▶ [WORK INSTRUCTIONS]: How many lines in the listing below include the word "проведение"? Answer with the number and nothing else.

▶ [DATA TO PROCESS]:
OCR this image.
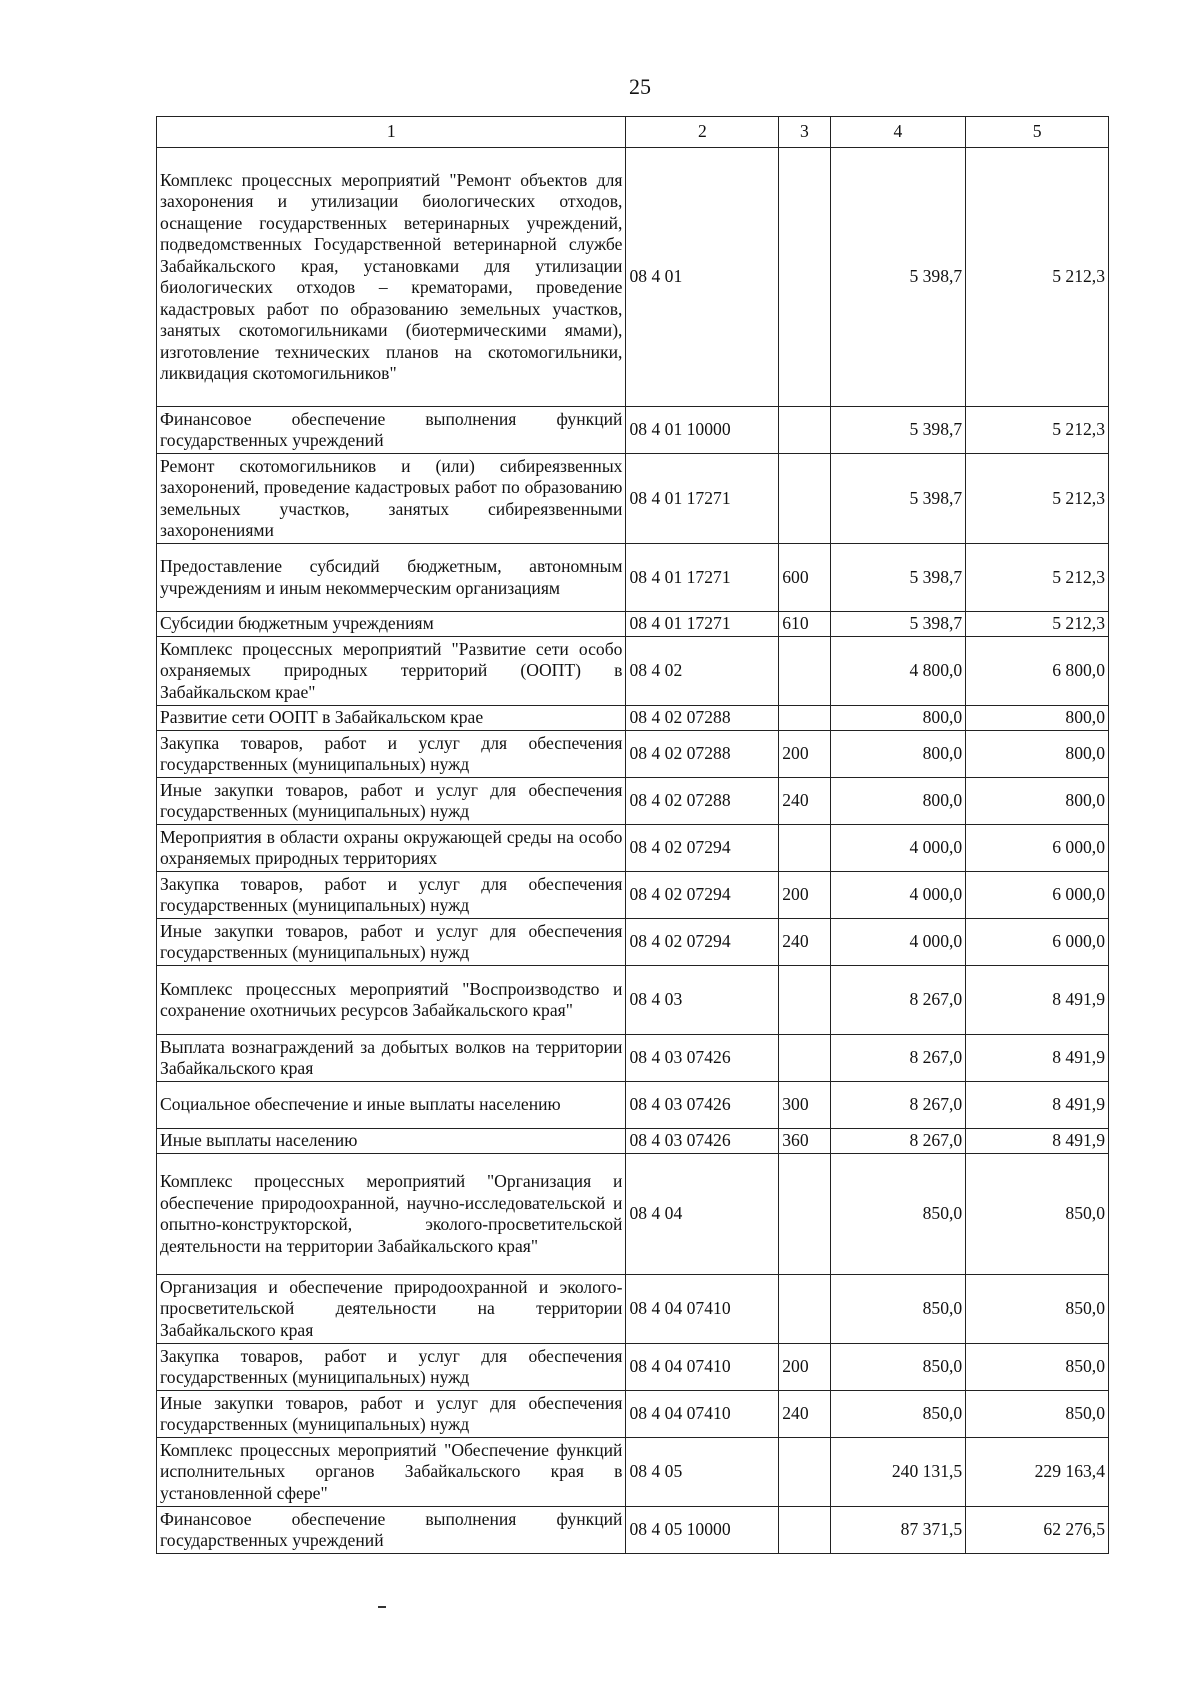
25
1	2	3	4	5
Комплекс процессных мероприятий "Ремонт объектов для захоронения и утилизации биологических отходов, оснащение государственных ветеринарных учреждений, подведомственных Государственной ветеринарной службе Забайкальского края, установками для утилизации биологических отходов – крематорами, проведение кадастровых работ по образованию земельных участков, занятых скотомогильниками (биотермическими ямами), изготовление технических планов на скотомогильники, ликвидация скотомогильников"	08 4 01		5 398,7	5 212,3
Финансовое обеспечение выполнения функций государственных учреждений	08 4 01 10000		5 398,7	5 212,3
Ремонт скотомогильников и (или) сибиреязвенных захоронений, проведение кадастровых работ по образованию земельных участков, занятых сибиреязвенными захоронениями	08 4 01 17271		5 398,7	5 212,3
Предоставление субсидий бюджетным, автономным учреждениям и иным некоммерческим организациям	08 4 01 17271	600	5 398,7	5 212,3
Субсидии бюджетным учреждениям	08 4 01 17271	610	5 398,7	5 212,3
Комплекс процессных мероприятий "Развитие сети особо охраняемых природных территорий (ООПТ) в Забайкальском крае"	08 4 02		4 800,0	6 800,0
Развитие сети ООПТ в Забайкальском крае	08 4 02 07288		800,0	800,0
Закупка товаров, работ и услуг для обеспечения государственных (муниципальных) нужд	08 4 02 07288	200	800,0	800,0
Иные закупки товаров, работ и услуг для обеспечения государственных (муниципальных) нужд	08 4 02 07288	240	800,0	800,0
Мероприятия в области охраны окружающей среды на особо охраняемых природных территориях	08 4 02 07294		4 000,0	6 000,0
Закупка товаров, работ и услуг для обеспечения государственных (муниципальных) нужд	08 4 02 07294	200	4 000,0	6 000,0
Иные закупки товаров, работ и услуг для обеспечения государственных (муниципальных) нужд	08 4 02 07294	240	4 000,0	6 000,0
Комплекс процессных мероприятий "Воспроизводство и сохранение охотничьих ресурсов Забайкальского края"	08 4 03		8 267,0	8 491,9
Выплата вознаграждений за добытых волков на территории Забайкальского края	08 4 03 07426		8 267,0	8 491,9
Социальное обеспечение и иные выплаты населению	08 4 03 07426	300	8 267,0	8 491,9
Иные выплаты населению	08 4 03 07426	360	8 267,0	8 491,9
Комплекс процессных мероприятий "Организация и обеспечение природоохранной, научно-исследовательской и опытно-конструкторской, эколого-просветительской деятельности на территории Забайкальского края"	08 4 04		850,0	850,0
Организация и обеспечение природоохранной и эколого-просветительской деятельности на территории Забайкальского края	08 4 04 07410		850,0	850,0
Закупка товаров, работ и услуг для обеспечения государственных (муниципальных) нужд	08 4 04 07410	200	850,0	850,0
Иные закупки товаров, работ и услуг для обеспечения государственных (муниципальных) нужд	08 4 04 07410	240	850,0	850,0
Комплекс процессных мероприятий "Обеспечение функций исполнительных органов Забайкальского края в установленной сфере"	08 4 05		240 131,5	229 163,4
Финансовое обеспечение выполнения функций государственных учреждений	08 4 05 10000		87 371,5	62 276,5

▶ [EXERCISE RESPONSE]: 2